The NAACP and its cohort were met by “alternative organizations articulating different visions of both the terrain and objectives of struggle,” writes Gomez. Self-proclaimed prophets like Noble Drew Ali, Wallace Fard Muhammad, Dupont Bell, Father George W. Hurley, Father Divine, and Bishop Charles Emmanuel “Daddy” Grace, offered spiritual fulfillment and a different kind of representation. Their movements, whose popularity surged in the 1930s, have often been dismissed as unsophisticated and exploitative cults. But beyond being characterized as confused and uneducated, they were bound together by their efforts to respond to what Gomez calls an “ontological question of the first order” rooted in the black diaspora: The experience of migration forced black people to ask who they were and who they might become—on the level of the nation, the world, and whatever lies beyond.
Given my upbringing, when I encounter men on the streets of New York lambasting sinners and promoting gospels, I think of the idiosyncratic religious communities—and lineage of black prophecy—to which they belong and which are obscure to most passersby. In order to address the overall conditions and existential concerns of black people, Ali and his contemporaries called on religion, politics, philosophy, art, music, and costume, among other resources; they alloyed fragments of ideologies, scripture, spiritual maxims, and economic agendas. Now, I wonder, what draws black people to the Moorish Science Temple, and what makes them stay? Can these movements—or whichever nascent movements have yet to impinge on my consciousness and have yet to be named—promise a future that outshines those on offer by the National Baptist Convention or African Methodist Episcopal Church? Can they, at least, provide the satisfaction of self-invention and satisfy the will to write one’s own story?
4
Ali always maintained that the salvation of black people hinged on knowing where they came from, and that national origin had to do with the location of a homeland. His followers called themselves “Moorish American” instead of “black,” “Negro,” or “Ethiopian.” While they propagated Islam, their identities derived from the artful aggregation of historical narratives and belief systems. The Moorish Science Temple of America Collection (1926–67) at Harlem’s Schomburg Center for Research in Black Culture includes many examples of rituals designed to instruct acolytes in Moorish history and tenets of the faith.1 One is Ali’s catechism, which includes “101 Questions for Moorish Americans,” as well as answers.
- Why are we Moorish-Americans? Because we are descendants of Moroccans and born in America.
- How did the Prophet begin to uplift the Moorish Americans? By teaching them to be themselves.
- What is our religion? Islamism.
- Is that a new, or is that the old time religion? Old time religion.

SUPPLIED INFORMATION:
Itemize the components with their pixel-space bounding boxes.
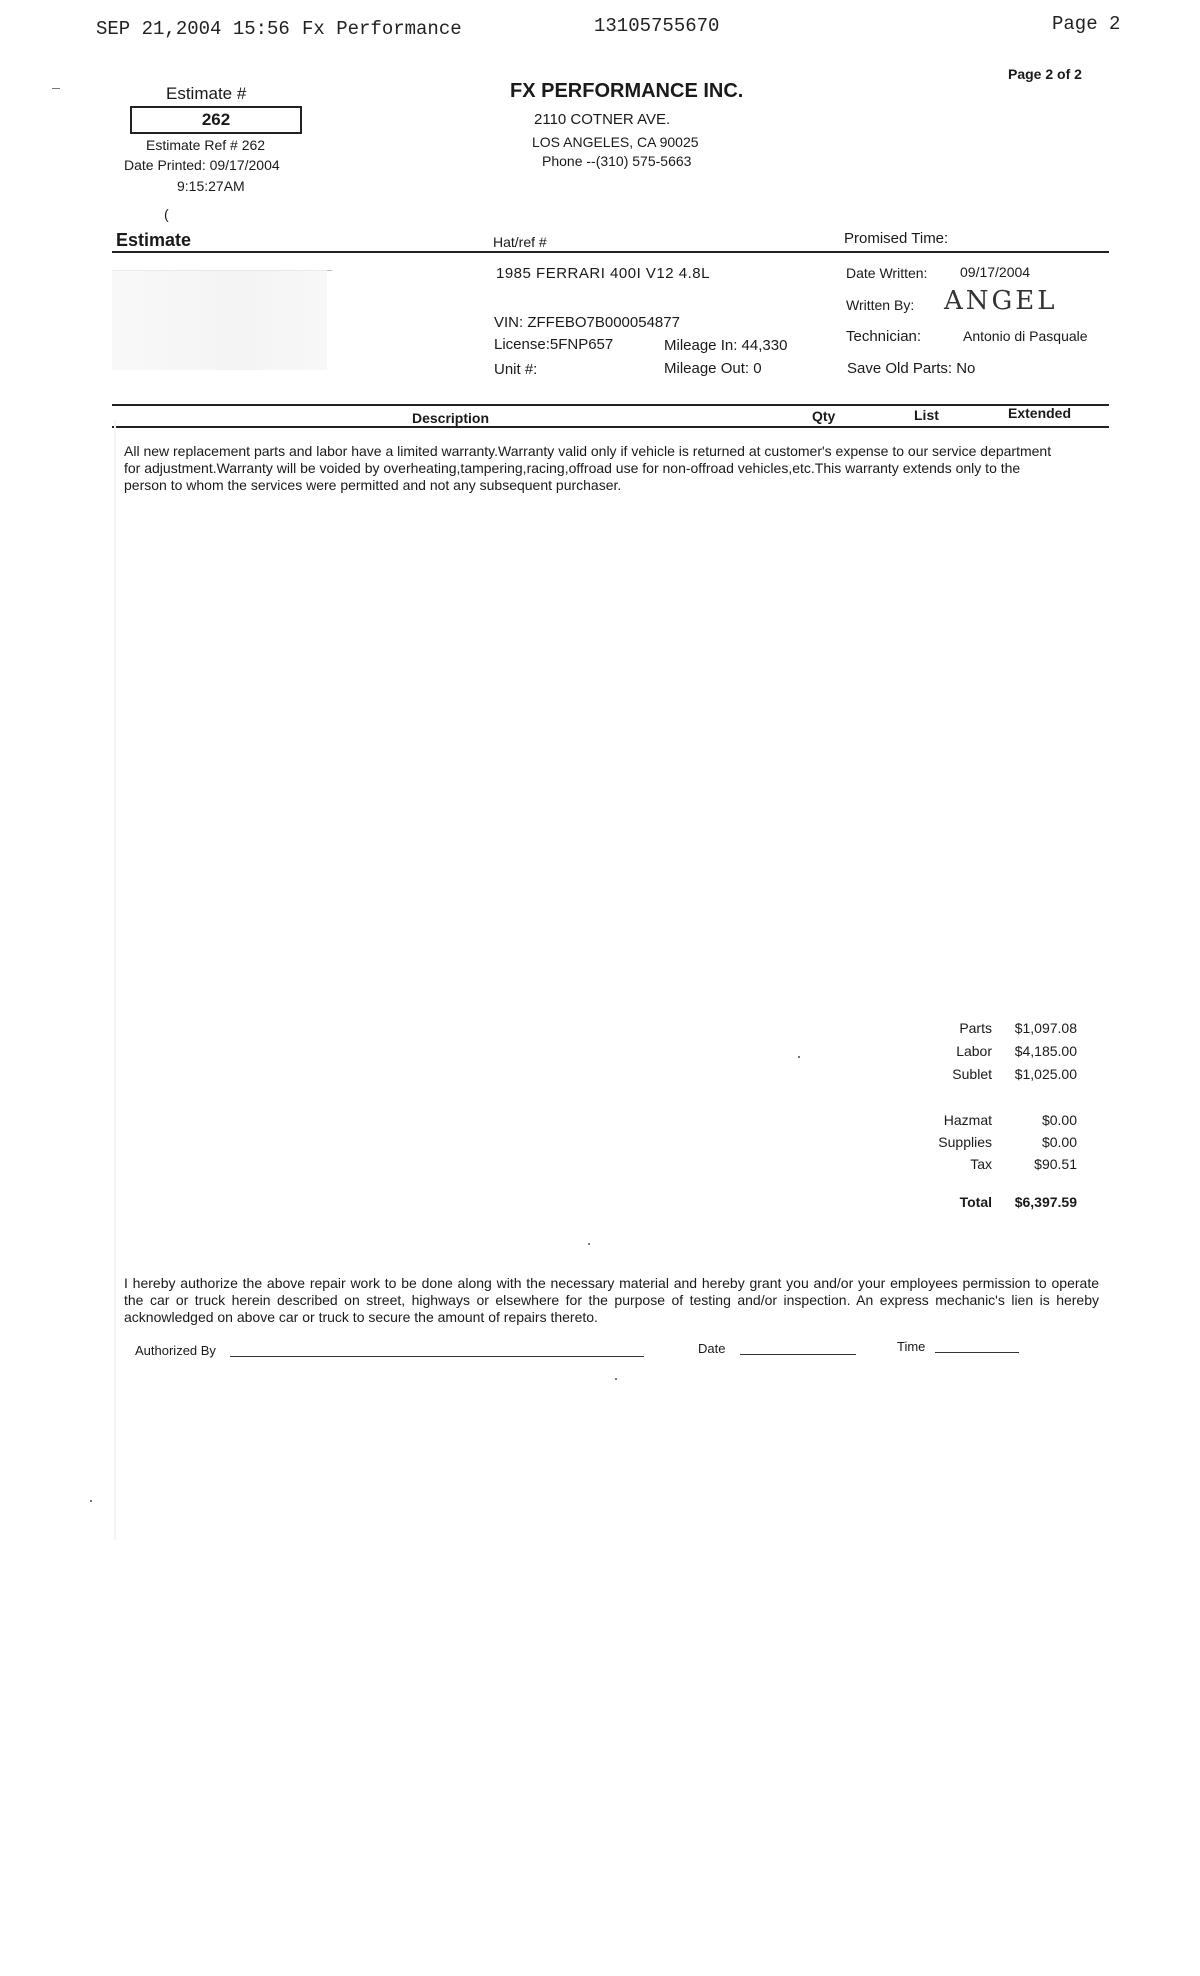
date-written-value: 09/17/2004 [960, 264, 1031, 280]
table-header-top-rule [112, 404, 1109, 406]
page-of-label: Page 2 of 2 [1008, 66, 1082, 82]
warranty-text: All new replacement parts and labor have a limited warranty.Warranty valid only if vehicle is returned at customer's expense to our service department for adjustment.Warranty will be voided by overheating,tampering,racing,offroad use for non-offroad vehicles,etc.This warranty extends only to the person to whom the services were permitted and not any subsequent purchaser. [124, 443, 1052, 493]
scan-speck [588, 1243, 590, 1245]
date-printed: Date Printed: 09/17/2004 [124, 157, 280, 173]
section-rule [112, 251, 1109, 253]
scan-speck [615, 1378, 617, 1380]
total-label-total: Total [959, 1194, 992, 1210]
technician-label: Technician: [846, 328, 922, 345]
company-street: 2110 COTNER AVE. [534, 111, 671, 128]
company-city: LOS ANGELES, CA 90025 [532, 134, 699, 150]
estimate-number-box [130, 106, 302, 134]
time-printed: 9:15:27AM [177, 178, 245, 194]
authorized-by-label: Authorized By [135, 1343, 216, 1358]
save-old-parts: Save Old Parts: No [847, 360, 976, 377]
time-line[interactable] [935, 1352, 1019, 1353]
col-description: Description [412, 410, 490, 426]
total-label-parts: Parts [959, 1020, 992, 1036]
estimate-ref: Estimate Ref # 262 [146, 137, 266, 153]
total-value-hazmat: $0.00 [1041, 1112, 1077, 1128]
total-value-parts: $1,097.08 [1014, 1020, 1077, 1036]
hat-ref-label: Hat/ref # [493, 234, 547, 250]
total-label-tax: Tax [970, 1156, 992, 1172]
scan-speck [798, 1056, 800, 1058]
authorized-by-line[interactable] [230, 1356, 644, 1357]
estimate-number-label: Estimate # [166, 84, 247, 103]
fax-sender: Fx Performance [302, 18, 462, 40]
total-value-total: $6,397.59 [1014, 1194, 1077, 1210]
vehicle-license: License:5FNP657 [494, 336, 614, 353]
mileage-in: Mileage In: 44,330 [664, 337, 788, 354]
total-value-sublet: $1,025.00 [1014, 1066, 1077, 1082]
total-label-labor: Labor [956, 1043, 992, 1059]
authorization-text: I hereby authorize the above repair work to be done along with the necessary material and hereby grant you and/or your employees permission to operate the car or truck herein described on street, highways or elsewhere for the purpose of testing and/or inspection. An express mechanic's lien is hereby acknowledged on above car or truck to secure the amount of repairs thereto. [124, 1275, 1099, 1325]
fax-datetime: SEP 21,2004 15:56 [96, 18, 290, 40]
vehicle-vin: VIN: ZFFEBO7B000054877 [494, 314, 680, 331]
estimate-number: 262 [201, 110, 231, 129]
technician-value: Antonio di Pasquale [963, 328, 1088, 344]
fax-page: Page 2 [1052, 13, 1121, 35]
time-label: Time [897, 1339, 926, 1354]
total-value-labor: $4,185.00 [1014, 1043, 1077, 1059]
vehicle-description: 1985 FERRARI 400I V12 4.8L [496, 265, 710, 282]
redacted-customer-info [112, 270, 327, 370]
section-estimate-label: Estimate [116, 230, 192, 250]
scan-speck [90, 1500, 92, 1502]
date-line[interactable] [740, 1354, 856, 1355]
date-label: Date [698, 1341, 726, 1356]
date-written-label: Date Written: [846, 265, 928, 281]
col-qty: Qty [812, 408, 836, 424]
col-list: List [914, 407, 939, 423]
written-by-signature: ANGEL [944, 286, 1058, 316]
total-label-sublet: Sublet [952, 1066, 992, 1082]
total-label-hazmat: Hazmat [943, 1112, 992, 1128]
scan-shadow [114, 420, 116, 1540]
promised-time-label: Promised Time: [844, 230, 949, 247]
company-phone: Phone --(310) 575-5663 [542, 153, 692, 169]
total-label-supplies: Supplies [938, 1134, 992, 1150]
vehicle-unit: Unit #: [494, 361, 538, 378]
total-value-tax: $90.51 [1034, 1156, 1077, 1172]
mileage-out: Mileage Out: 0 [664, 360, 762, 377]
stray-mark: ( [164, 206, 169, 222]
written-by-label: Written By: [846, 297, 915, 313]
table-header-bottom-rule [112, 426, 1109, 428]
fax-phone: 13105755670 [594, 15, 720, 37]
col-extended: Extended [1008, 405, 1072, 421]
scan-speck [52, 88, 60, 89]
company-name: FX PERFORMANCE INC. [510, 80, 744, 102]
total-value-supplies: $0.00 [1041, 1134, 1077, 1150]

GOALS:
[1] According to the text on black prophetic movements, why did Ali consider it essential for his followers to identify with a homeland?
[2] In the records, reproduce the lines between the one holding "date-written-value: 09/17/2004 [960, 264, 1031, 280]" and the one holding "date-printed: Date Printed: 09/17/2004", inclusive, replacing "service department" with "repair department" and leaving everything else unchanged. Provide only those lines.
The text and the records bear no relation to each other.

ANSWERS BY TASK:
[1] Ali held that the salvation of black people depended on knowing where they came from, and he tied national origin to the location of a homeland. His followers therefore called themselves "Moorish American," which the catechism explains by their descent from Moroccans and their birth in America.

[2]
date-written-value: 09/17/2004 [960, 264, 1031, 280]
table-header-top-rule [112, 404, 1109, 406]
page-of-label: Page 2 of 2 [1008, 66, 1082, 82]
warranty-text: All new replacement parts and labor have a limited warranty.Warranty valid only if vehicle is returned at customer's expense to our repair department for adjustment.Warranty will be voided by overheating,tampering,racing,offroad use for non-offroad vehicles,etc.This warranty extends only to the person to whom the services were permitted and not any subsequent purchaser. [124, 443, 1052, 493]
scan-speck [588, 1243, 590, 1245]
date-printed: Date Printed: 09/17/2004 [124, 157, 280, 173]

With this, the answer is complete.